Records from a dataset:

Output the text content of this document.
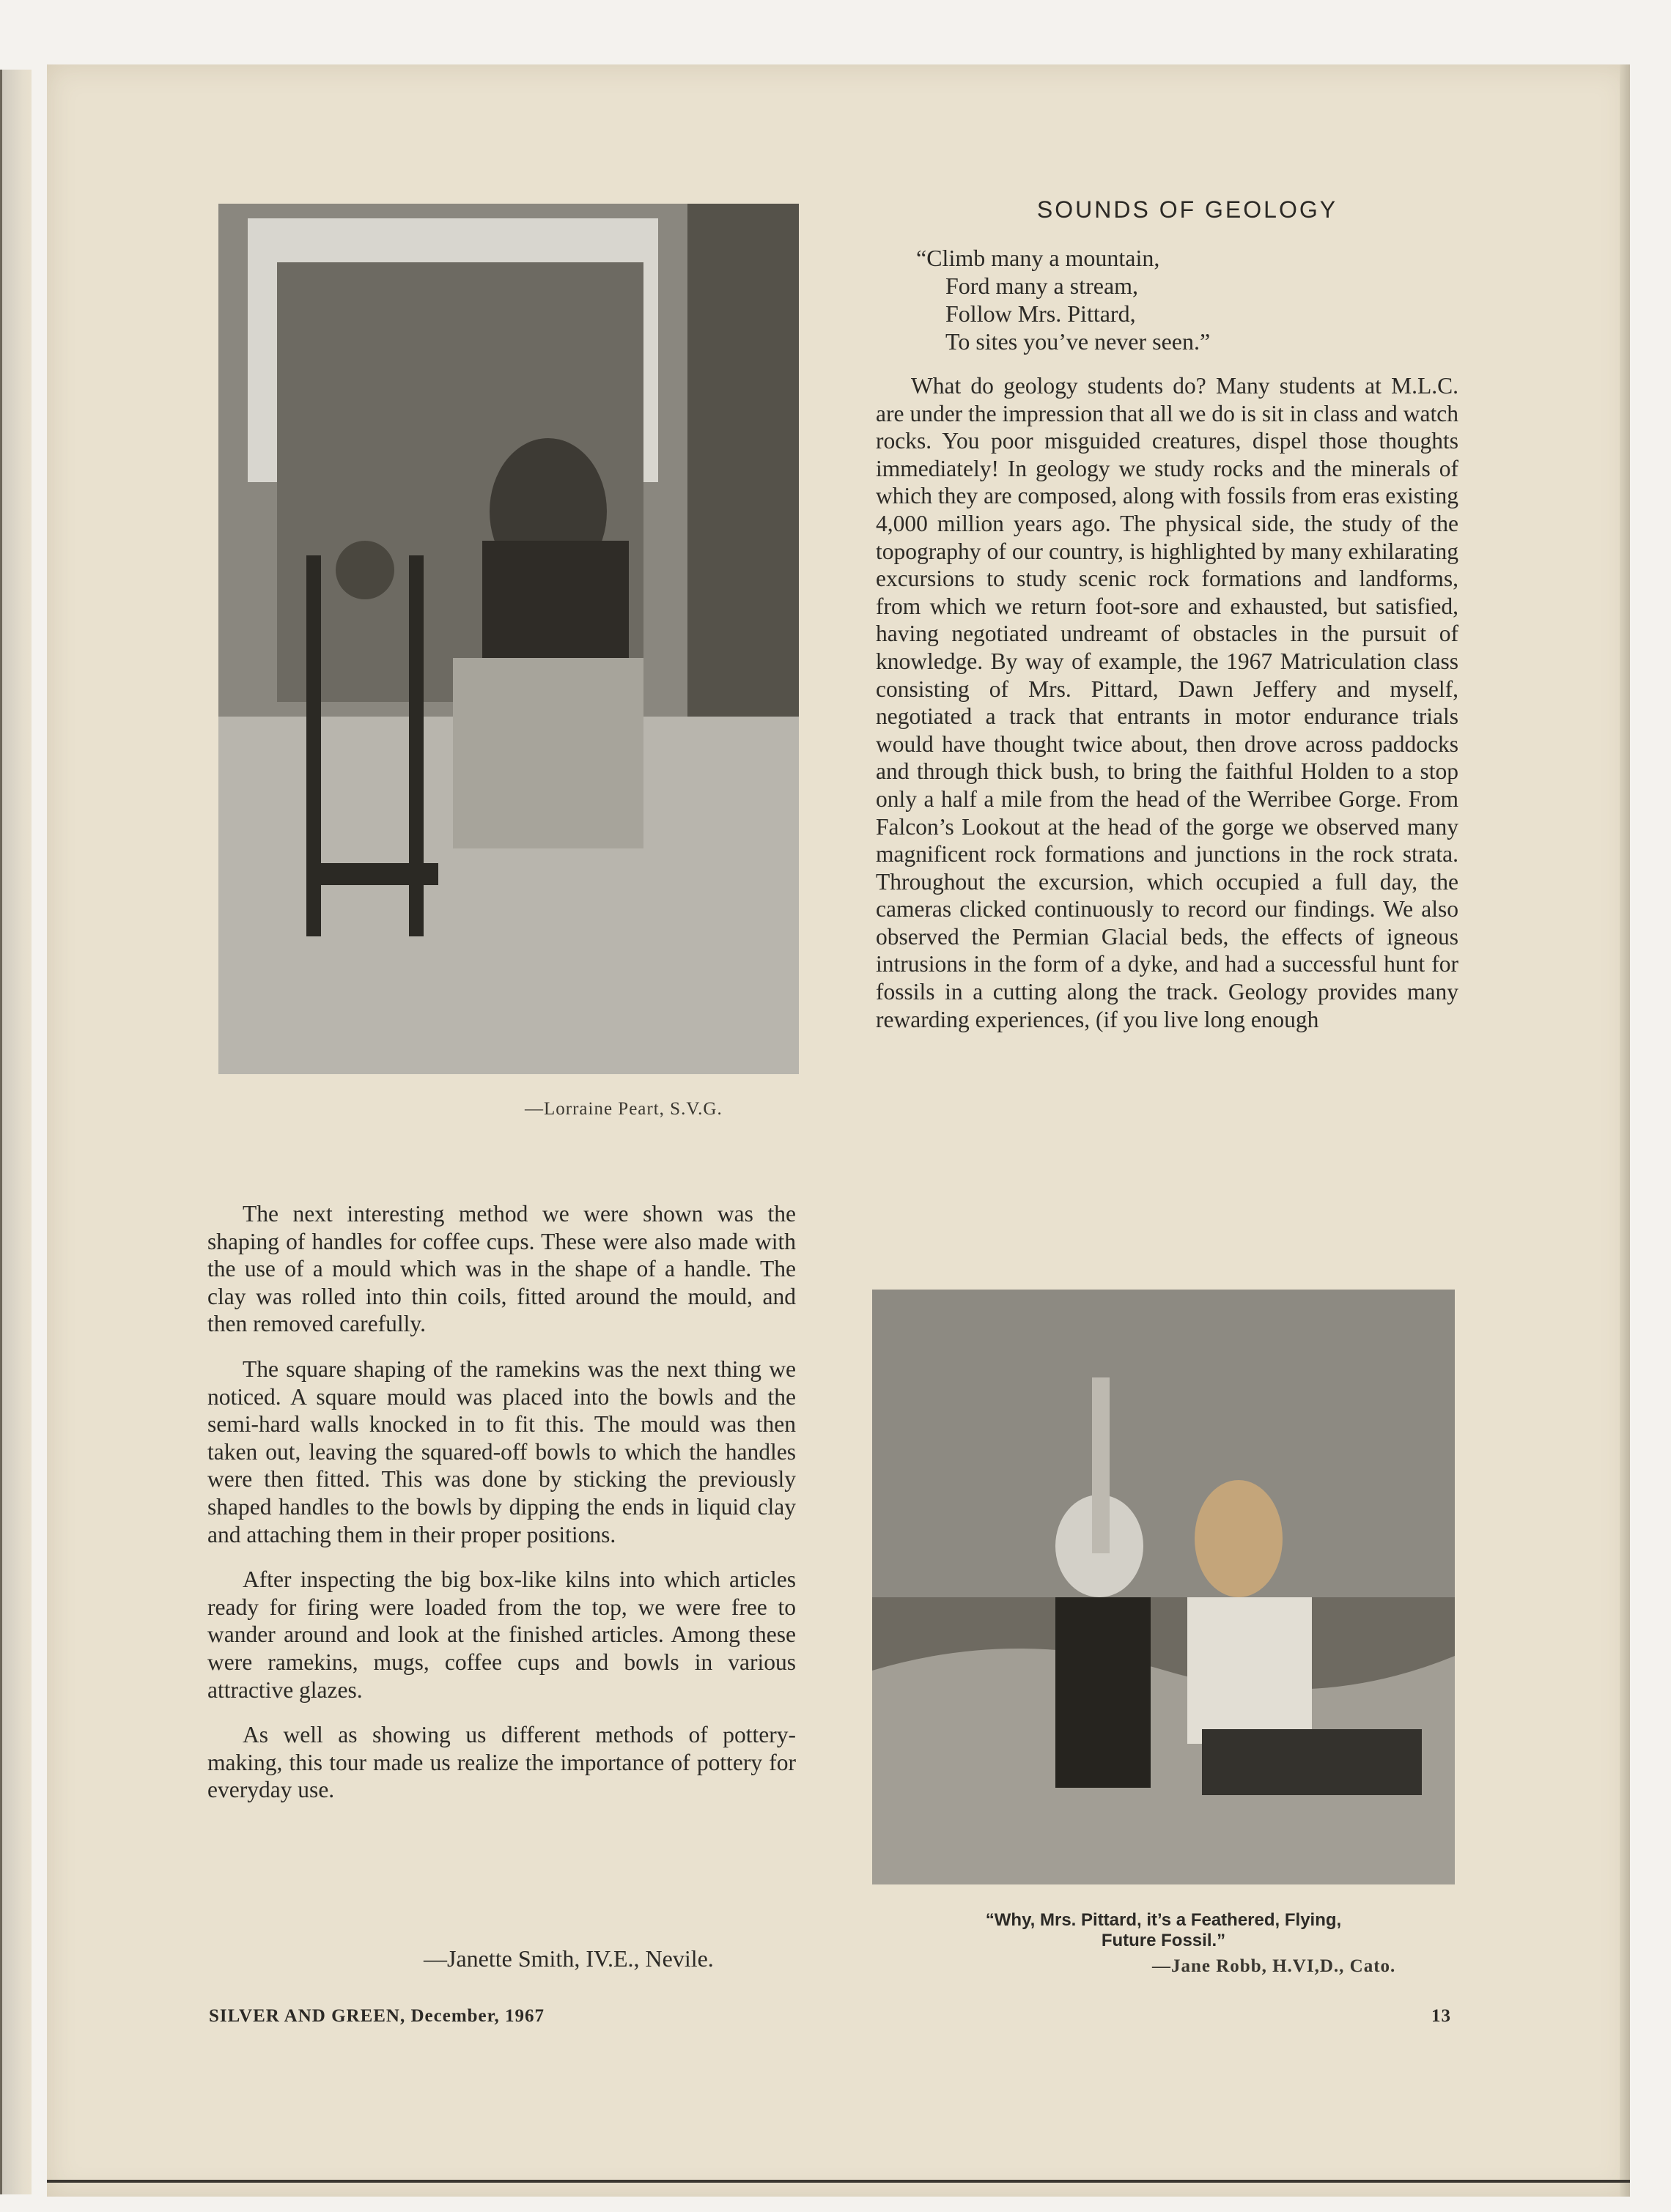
—Lorraine Peart, S.V.G.

The next interesting method we were shown was the shaping of handles for coffee cups. These were also made with the use of a mould which was in the shape of a handle. The clay was rolled into thin coils, fitted around the mould, and then removed carefully.

The square shaping of the ramekins was the next thing we noticed. A square mould was placed into the bowls and the semi-hard walls knocked in to fit this. The mould was then taken out, leaving the squared-off bowls to which the handles were then fitted. This was done by sticking the previously shaped handles to the bowls by dipping the ends in liquid clay and attaching them in their proper positions.

After inspecting the big box-like kilns into which articles ready for firing were loaded from the top, we were free to wander around and look at the finished articles. Among these were ramekins, mugs, coffee cups and bowls in various attractive glazes.

As well as showing us different methods of pottery-making, this tour made us realize the importance of pottery for everyday use.

—Janette Smith, IV.E., Nevile.
SOUNDS OF GEOLOGY
“Climb many a mountain,
Ford many a stream,
Follow Mrs. Pittard,
To sites you’ve never seen.”

What do geology students do? Many students at M.L.C. are under the impression that all we do is sit in class and watch rocks. You poor misguided creatures, dispel those thoughts immediately! In geology we study rocks and the minerals of which they are composed, along with fossils from eras existing 4,000 million years ago. The physical side, the study of the topography of our country, is highlighted by many exhilarating excursions to study scenic rock formations and landforms, from which we return foot-sore and exhausted, but satisfied, having negotiated undreamt of obstacles in the pursuit of knowledge. By way of example, the 1967 Matriculation class consisting of Mrs. Pittard, Dawn Jeffery and myself, negotiated a track that entrants in motor endurance trials would have thought twice about, then drove across paddocks and through thick bush, to bring the faithful Holden to a stop only a half a mile from the head of the Werribee Gorge. From Falcon’s Lookout at the head of the gorge we observed many magnificent rock formations and junctions in the rock strata. Throughout the excursion, which occupied a full day, the cameras clicked continuously to record our findings. We also observed the Permian Glacial beds, the effects of igneous intrusions in the form of a dyke, and had a successful hunt for fossils in a cutting along the track. Geology provides many rewarding experiences, (if you live long enough

“Why, Mrs. Pittard, it’s a Feathered, Flying,
Future Fossil.”
—Jane Robb, H.VI,D., Cato.
SILVER AND GREEN, December, 1967	13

## [What is expected]
Quote in full the listing given above; the images are to be left out.

## [Written answer]
Output the text content of this document.
—Lorraine Peart, S.V.G.

The next interesting method we were shown was the shaping of handles for coffee cups. These were also made with the use of a mould which was in the shape of a handle. The clay was rolled into thin coils, fitted around the mould, and then removed carefully.

The square shaping of the ramekins was the next thing we noticed. A square mould was placed into the bowls and the semi-hard walls knocked in to fit this. The mould was then taken out, leaving the squared-off bowls to which the handles were then fitted. This was done by sticking the previously shaped handles to the bowls by dipping the ends in liquid clay and attaching them in their proper positions.

After inspecting the big box-like kilns into which articles ready for firing were loaded from the top, we were free to wander around and look at the finished articles. Among these were ramekins, mugs, coffee cups and bowls in various attractive glazes.

As well as showing us different methods of pottery-making, this tour made us realize the importance of pottery for everyday use.

—Janette Smith, IV.E., Nevile.
SOUNDS OF GEOLOGY
“Climb many a mountain,
Ford many a stream,
Follow Mrs. Pittard,
To sites you’ve never seen.”

What do geology students do? Many students at M.L.C. are under the impression that all we do is sit in class and watch rocks. You poor misguided creatures, dispel those thoughts immediately! In geology we study rocks and the minerals of which they are composed, along with fossils from eras existing 4,000 million years ago. The physical side, the study of the topography of our country, is highlighted by many exhilarating excursions to study scenic rock formations and landforms, from which we return foot-sore and exhausted, but satisfied, having negotiated undreamt of obstacles in the pursuit of knowledge. By way of example, the 1967 Matriculation class consisting of Mrs. Pittard, Dawn Jeffery and myself, negotiated a track that entrants in motor endurance trials would have thought twice about, then drove across paddocks and through thick bush, to bring the faithful Holden to a stop only a half a mile from the head of the Werribee Gorge. From Falcon’s Lookout at the head of the gorge we observed many magnificent rock formations and junctions in the rock strata. Throughout the excursion, which occupied a full day, the cameras clicked continuously to record our findings. We also observed the Permian Glacial beds, the effects of igneous intrusions in the form of a dyke, and had a successful hunt for fossils in a cutting along the track. Geology provides many rewarding experiences, (if you live long enough

“Why, Mrs. Pittard, it’s a Feathered, Flying,
Future Fossil.”
—Jane Robb, H.VI,D., Cato.
SILVER AND GREEN, December, 1967	13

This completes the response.